A run of records:
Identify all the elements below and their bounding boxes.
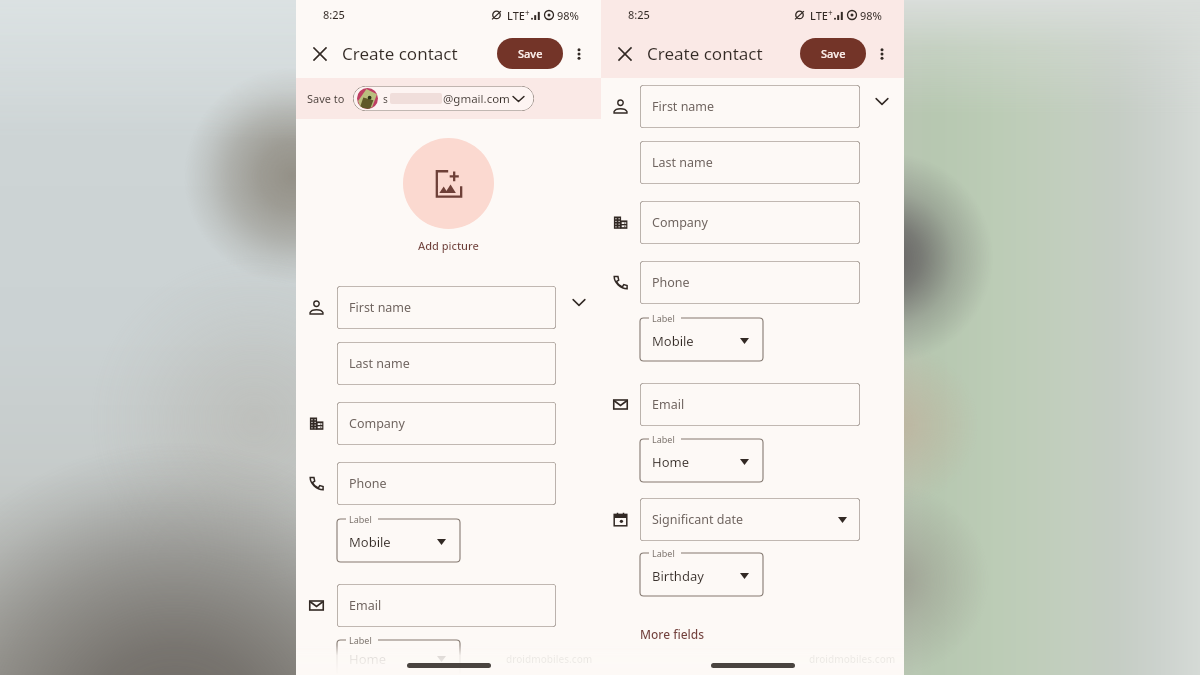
staticText: Label [349,513,372,525]
staticText: 98% [557,8,579,23]
staticText: Label [349,634,372,646]
staticText: Email [652,396,685,413]
other: Phone [309,476,324,491]
staticText: Email [349,597,382,614]
staticText: @gmail.com [443,91,510,107]
button[interactable]: Save [497,38,563,69]
button[interactable]: Email [640,383,860,426]
staticText: Mobile [652,332,694,350]
button[interactable]: Significant date [640,498,860,541]
staticText: LTE [507,8,525,23]
button[interactable]: More options [869,41,895,67]
button[interactable]: More options [566,41,592,67]
other: Name [613,99,628,114]
other: Phone [613,275,628,290]
button[interactable]: Save [800,38,866,69]
other: Name [309,300,324,315]
staticText: droidmobiles.com [506,652,593,666]
staticText: Add picture [418,238,479,253]
button[interactable]: s [353,86,534,111]
staticText: droidmobiles.com [809,652,896,666]
staticText: Last name [652,154,713,171]
staticText: More fields [640,626,705,642]
staticText: Create contact [647,42,763,65]
staticText: Save to [307,91,345,106]
button[interactable]: Expand name fields [871,90,893,112]
staticText: 98% [860,8,882,23]
staticText: Save [518,46,543,61]
staticText: + [525,7,530,18]
button[interactable]: Company [640,201,860,244]
staticText: s [383,92,388,106]
other: Email [613,397,628,412]
staticText: Phone [652,274,690,291]
other: Significant date [613,512,628,527]
button[interactable]: First name [337,286,556,329]
button[interactable]: Close [305,39,335,69]
staticText: Label [652,433,675,445]
staticText: Label [652,312,675,324]
button[interactable]: Company [337,402,556,445]
button[interactable]: Expand name fields [568,291,590,313]
other: Company [613,215,628,230]
button[interactable]: Close [610,39,640,69]
staticText: 8:25 [628,7,650,22]
button[interactable]: More fields [640,626,705,642]
staticText: First name [349,299,412,316]
staticText: Home [349,650,386,668]
staticText: Label [652,547,675,559]
staticText: First name [652,98,715,115]
staticText: 8:25 [323,7,345,22]
button[interactable]: Last name [337,342,556,385]
button[interactable]: Last name [640,141,860,184]
other: Company [309,416,324,431]
staticText: Last name [349,355,410,372]
staticText: Save [821,46,846,61]
staticText: + [828,7,833,18]
button[interactable]: Phone [337,462,556,505]
staticText: LTE [810,8,828,23]
button[interactable]: Add picture [403,138,494,229]
other: Email [309,598,324,613]
staticText: Phone [349,475,387,492]
staticText: Home [652,453,689,471]
button[interactable]: Email [337,584,556,627]
staticText: Company [652,214,708,231]
button[interactable]: First name [640,85,860,128]
button[interactable]: Phone [640,261,860,304]
staticText: Mobile [349,533,391,551]
staticText: Significant date [652,511,744,528]
staticText: Birthday [652,567,704,585]
staticText: Create contact [342,42,458,65]
staticText: Company [349,415,405,432]
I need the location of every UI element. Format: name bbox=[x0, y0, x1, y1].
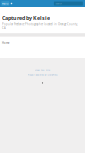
button[interactable]: Captured by Kelsie bbox=[2, 14, 50, 22]
staticText: Home bbox=[2, 41, 9, 45]
staticText: Menu bbox=[2, 2, 9, 5]
button[interactable]: Site options bbox=[10, 2, 13, 6]
staticText: View Full Site bbox=[35, 69, 50, 71]
staticText: Captured by Kelsie bbox=[2, 14, 50, 22]
button[interactable]: Menu bbox=[1, 1, 9, 6]
button[interactable]: Proudly powered by WordPress bbox=[28, 73, 58, 76]
button[interactable]: Search bbox=[54, 2, 83, 6]
button[interactable]: View Full Site bbox=[35, 69, 50, 71]
staticText: Popular Freelance Photographer located i… bbox=[2, 22, 78, 30]
staticText: Proudly powered by WordPress bbox=[28, 73, 58, 76]
staticText: Search bbox=[56, 2, 62, 5]
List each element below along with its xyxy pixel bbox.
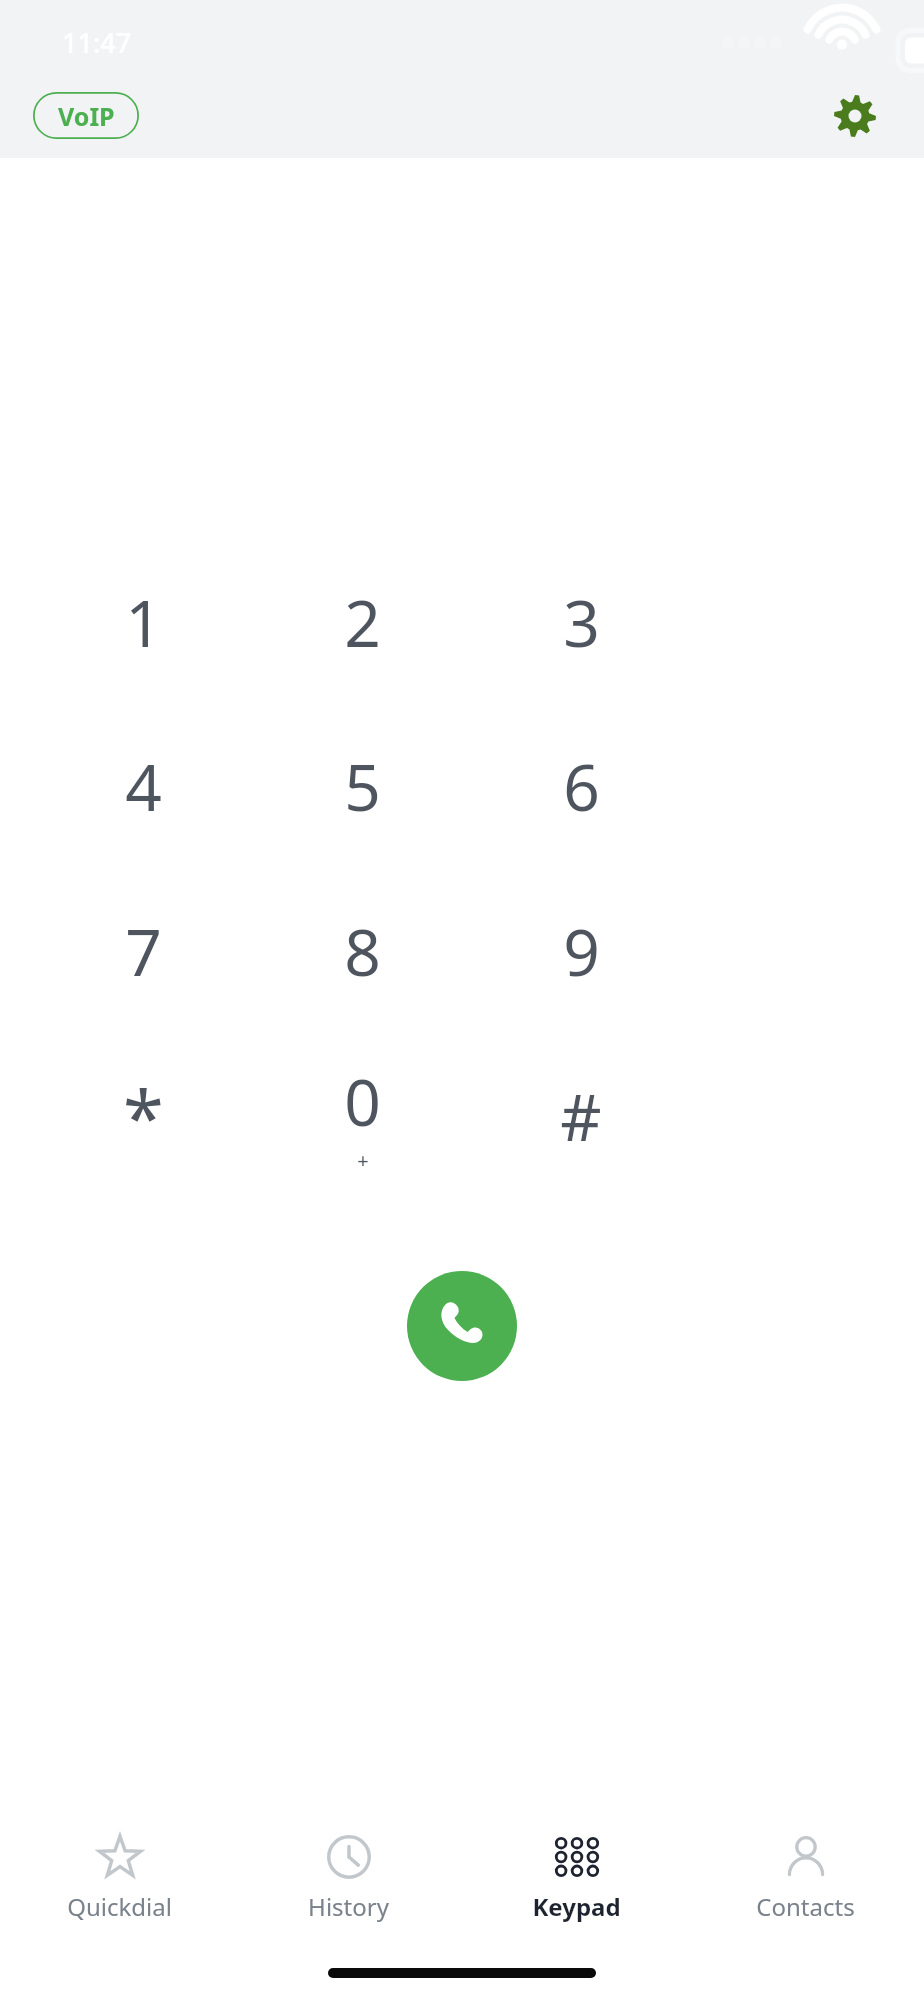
staticText: Contacts bbox=[756, 1890, 855, 1923]
button[interactable]: Contacts bbox=[695, 1818, 915, 1938]
staticText: 11:47 bbox=[62, 24, 132, 61]
button[interactable]: # bbox=[481, 1041, 681, 1191]
staticText: # bbox=[560, 1073, 602, 1160]
staticText: 9 bbox=[563, 908, 600, 995]
button[interactable]: 2 bbox=[262, 547, 462, 697]
staticText: 4 bbox=[125, 743, 162, 830]
staticText: History bbox=[308, 1890, 389, 1923]
button[interactable]: 5 bbox=[262, 711, 462, 861]
staticText: VoIP bbox=[58, 99, 115, 133]
staticText: 3 bbox=[563, 579, 600, 666]
staticText: Keypad bbox=[532, 1890, 621, 1923]
button[interactable]: 0 bbox=[262, 1041, 462, 1191]
button[interactable]: 4 bbox=[43, 711, 243, 861]
staticText: 6 bbox=[563, 743, 600, 830]
staticText: 8 bbox=[344, 908, 381, 995]
button[interactable]: 1 bbox=[43, 547, 243, 697]
button[interactable]: Settings bbox=[827, 88, 883, 144]
button[interactable]: 9 bbox=[481, 876, 681, 1026]
button[interactable]: 8 bbox=[262, 876, 462, 1026]
staticText: Quickdial bbox=[67, 1890, 172, 1923]
button[interactable]: Keypad bbox=[466, 1818, 686, 1938]
staticText: 1 bbox=[125, 579, 162, 666]
staticText: 0 bbox=[344, 1058, 381, 1145]
button[interactable]: Quickdial bbox=[9, 1818, 229, 1938]
button[interactable]: * bbox=[43, 1041, 243, 1191]
button[interactable]: 3 bbox=[481, 547, 681, 697]
button[interactable]: 7 bbox=[43, 876, 243, 1026]
button[interactable]: Call bbox=[407, 1271, 517, 1381]
staticText: 5 bbox=[344, 743, 381, 830]
button[interactable]: History bbox=[238, 1818, 458, 1938]
staticText: 7 bbox=[125, 908, 162, 995]
staticText: * bbox=[123, 1066, 164, 1167]
staticText: 2 bbox=[344, 579, 381, 666]
button[interactable]: VoIP bbox=[33, 92, 139, 139]
button[interactable]: 6 bbox=[481, 711, 681, 861]
staticText: + bbox=[357, 1147, 369, 1174]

◆ Given task ◆
List every line of the listing above that contains the string "Proudly".

◆ Full output ◆
button[interactable]: Proudly powered by WordPress bbox=[28, 73, 58, 76]
staticText: Proudly powered by WordPress bbox=[28, 73, 58, 76]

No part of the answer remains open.